## begin Supplied records

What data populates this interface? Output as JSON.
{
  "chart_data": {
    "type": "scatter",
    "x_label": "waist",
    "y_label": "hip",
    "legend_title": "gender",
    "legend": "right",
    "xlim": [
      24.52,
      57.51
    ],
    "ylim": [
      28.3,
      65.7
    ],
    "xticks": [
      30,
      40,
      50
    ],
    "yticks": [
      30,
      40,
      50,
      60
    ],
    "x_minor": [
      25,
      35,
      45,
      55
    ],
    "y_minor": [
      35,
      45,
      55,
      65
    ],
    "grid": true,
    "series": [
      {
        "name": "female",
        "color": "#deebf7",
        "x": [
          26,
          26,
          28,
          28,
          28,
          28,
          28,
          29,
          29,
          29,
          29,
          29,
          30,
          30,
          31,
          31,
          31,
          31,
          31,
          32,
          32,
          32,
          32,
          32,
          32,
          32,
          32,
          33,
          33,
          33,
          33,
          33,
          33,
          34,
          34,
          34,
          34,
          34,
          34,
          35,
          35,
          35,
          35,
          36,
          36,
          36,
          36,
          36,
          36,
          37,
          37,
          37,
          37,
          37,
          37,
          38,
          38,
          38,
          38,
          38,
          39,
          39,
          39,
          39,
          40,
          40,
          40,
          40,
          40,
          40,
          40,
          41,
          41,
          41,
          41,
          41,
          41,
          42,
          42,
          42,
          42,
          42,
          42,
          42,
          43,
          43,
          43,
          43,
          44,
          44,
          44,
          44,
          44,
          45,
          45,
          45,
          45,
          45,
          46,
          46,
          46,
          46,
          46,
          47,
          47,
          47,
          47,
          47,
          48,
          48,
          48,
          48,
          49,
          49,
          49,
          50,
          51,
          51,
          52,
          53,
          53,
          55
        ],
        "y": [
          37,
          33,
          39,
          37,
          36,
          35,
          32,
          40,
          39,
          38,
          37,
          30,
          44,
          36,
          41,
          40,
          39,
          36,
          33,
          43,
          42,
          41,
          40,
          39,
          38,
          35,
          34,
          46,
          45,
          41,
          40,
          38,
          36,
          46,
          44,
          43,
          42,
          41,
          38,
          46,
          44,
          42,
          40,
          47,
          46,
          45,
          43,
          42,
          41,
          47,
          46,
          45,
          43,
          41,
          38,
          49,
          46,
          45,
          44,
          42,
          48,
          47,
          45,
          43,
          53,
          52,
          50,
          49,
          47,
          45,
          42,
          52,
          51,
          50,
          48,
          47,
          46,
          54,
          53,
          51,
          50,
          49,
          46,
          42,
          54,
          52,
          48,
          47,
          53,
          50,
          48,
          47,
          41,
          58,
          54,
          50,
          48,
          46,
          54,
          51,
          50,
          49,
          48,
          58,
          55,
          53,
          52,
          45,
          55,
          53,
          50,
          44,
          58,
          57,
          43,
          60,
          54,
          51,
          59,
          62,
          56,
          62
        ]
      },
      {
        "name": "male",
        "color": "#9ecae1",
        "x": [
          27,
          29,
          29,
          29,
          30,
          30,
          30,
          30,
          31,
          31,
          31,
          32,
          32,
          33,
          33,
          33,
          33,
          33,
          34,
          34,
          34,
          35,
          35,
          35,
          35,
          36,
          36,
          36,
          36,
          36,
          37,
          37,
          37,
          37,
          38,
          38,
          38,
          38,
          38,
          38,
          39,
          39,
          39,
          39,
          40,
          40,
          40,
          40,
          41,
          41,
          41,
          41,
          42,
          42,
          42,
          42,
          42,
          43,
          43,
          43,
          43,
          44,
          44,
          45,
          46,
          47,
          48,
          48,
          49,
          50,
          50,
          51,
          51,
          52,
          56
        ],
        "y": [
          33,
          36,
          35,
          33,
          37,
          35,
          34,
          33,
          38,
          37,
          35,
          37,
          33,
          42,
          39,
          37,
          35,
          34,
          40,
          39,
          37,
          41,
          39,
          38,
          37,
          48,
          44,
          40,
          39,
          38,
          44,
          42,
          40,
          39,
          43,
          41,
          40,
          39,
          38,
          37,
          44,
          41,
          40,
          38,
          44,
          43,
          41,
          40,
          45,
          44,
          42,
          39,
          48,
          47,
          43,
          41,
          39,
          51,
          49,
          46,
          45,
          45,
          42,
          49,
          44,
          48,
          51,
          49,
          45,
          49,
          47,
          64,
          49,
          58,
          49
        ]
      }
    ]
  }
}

## end Supplied records

Task description
Type out the whole listing above again, exactly as it stands.

Solved problem
What data populates this interface? Output as JSON.
{
  "chart_data": {
    "type": "scatter",
    "x_label": "waist",
    "y_label": "hip",
    "legend_title": "gender",
    "legend": "right",
    "xlim": [
      24.52,
      57.51
    ],
    "ylim": [
      28.3,
      65.7
    ],
    "xticks": [
      30,
      40,
      50
    ],
    "yticks": [
      30,
      40,
      50,
      60
    ],
    "x_minor": [
      25,
      35,
      45,
      55
    ],
    "y_minor": [
      35,
      45,
      55,
      65
    ],
    "grid": true,
    "series": [
      {
        "name": "female",
        "color": "#deebf7",
        "x": [
          26,
          26,
          28,
          28,
          28,
          28,
          28,
          29,
          29,
          29,
          29,
          29,
          30,
          30,
          31,
          31,
          31,
          31,
          31,
          32,
          32,
          32,
          32,
          32,
          32,
          32,
          32,
          33,
          33,
          33,
          33,
          33,
          33,
          34,
          34,
          34,
          34,
          34,
          34,
          35,
          35,
          35,
          35,
          36,
          36,
          36,
          36,
          36,
          36,
          37,
          37,
          37,
          37,
          37,
          37,
          38,
          38,
          38,
          38,
          38,
          39,
          39,
          39,
          39,
          40,
          40,
          40,
          40,
          40,
          40,
          40,
          41,
          41,
          41,
          41,
          41,
          41,
          42,
          42,
          42,
          42,
          42,
          42,
          42,
          43,
          43,
          43,
          43,
          44,
          44,
          44,
          44,
          44,
          45,
          45,
          45,
          45,
          45,
          46,
          46,
          46,
          46,
          46,
          47,
          47,
          47,
          47,
          47,
          48,
          48,
          48,
          48,
          49,
          49,
          49,
          50,
          51,
          51,
          52,
          53,
          53,
          55
        ],
        "y": [
          37,
          33,
          39,
          37,
          36,
          35,
          32,
          40,
          39,
          38,
          37,
          30,
          44,
          36,
          41,
          40,
          39,
          36,
          33,
          43,
          42,
          41,
          40,
          39,
          38,
          35,
          34,
          46,
          45,
          41,
          40,
          38,
          36,
          46,
          44,
          43,
          42,
          41,
          38,
          46,
          44,
          42,
          40,
          47,
          46,
          45,
          43,
          42,
          41,
          47,
          46,
          45,
          43,
          41,
          38,
          49,
          46,
          45,
          44,
          42,
          48,
          47,
          45,
          43,
          53,
          52,
          50,
          49,
          47,
          45,
          42,
          52,
          51,
          50,
          48,
          47,
          46,
          54,
          53,
          51,
          50,
          49,
          46,
          42,
          54,
          52,
          48,
          47,
          53,
          50,
          48,
          47,
          41,
          58,
          54,
          50,
          48,
          46,
          54,
          51,
          50,
          49,
          48,
          58,
          55,
          53,
          52,
          45,
          55,
          53,
          50,
          44,
          58,
          57,
          43,
          60,
          54,
          51,
          59,
          62,
          56,
          62
        ]
      },
      {
        "name": "male",
        "color": "#9ecae1",
        "x": [
          27,
          29,
          29,
          29,
          30,
          30,
          30,
          30,
          31,
          31,
          31,
          32,
          32,
          33,
          33,
          33,
          33,
          33,
          34,
          34,
          34,
          35,
          35,
          35,
          35,
          36,
          36,
          36,
          36,
          36,
          37,
          37,
          37,
          37,
          38,
          38,
          38,
          38,
          38,
          38,
          39,
          39,
          39,
          39,
          40,
          40,
          40,
          40,
          41,
          41,
          41,
          41,
          42,
          42,
          42,
          42,
          42,
          43,
          43,
          43,
          43,
          44,
          44,
          45,
          46,
          47,
          48,
          48,
          49,
          50,
          50,
          51,
          51,
          52,
          56
        ],
        "y": [
          33,
          36,
          35,
          33,
          37,
          35,
          34,
          33,
          38,
          37,
          35,
          37,
          33,
          42,
          39,
          37,
          35,
          34,
          40,
          39,
          37,
          41,
          39,
          38,
          37,
          48,
          44,
          40,
          39,
          38,
          44,
          42,
          40,
          39,
          43,
          41,
          40,
          39,
          38,
          37,
          44,
          41,
          40,
          38,
          44,
          43,
          41,
          40,
          45,
          44,
          42,
          39,
          48,
          47,
          43,
          41,
          39,
          51,
          49,
          46,
          45,
          45,
          42,
          49,
          44,
          48,
          51,
          49,
          45,
          49,
          47,
          64,
          49,
          58,
          49
        ]
      }
    ]
  }
}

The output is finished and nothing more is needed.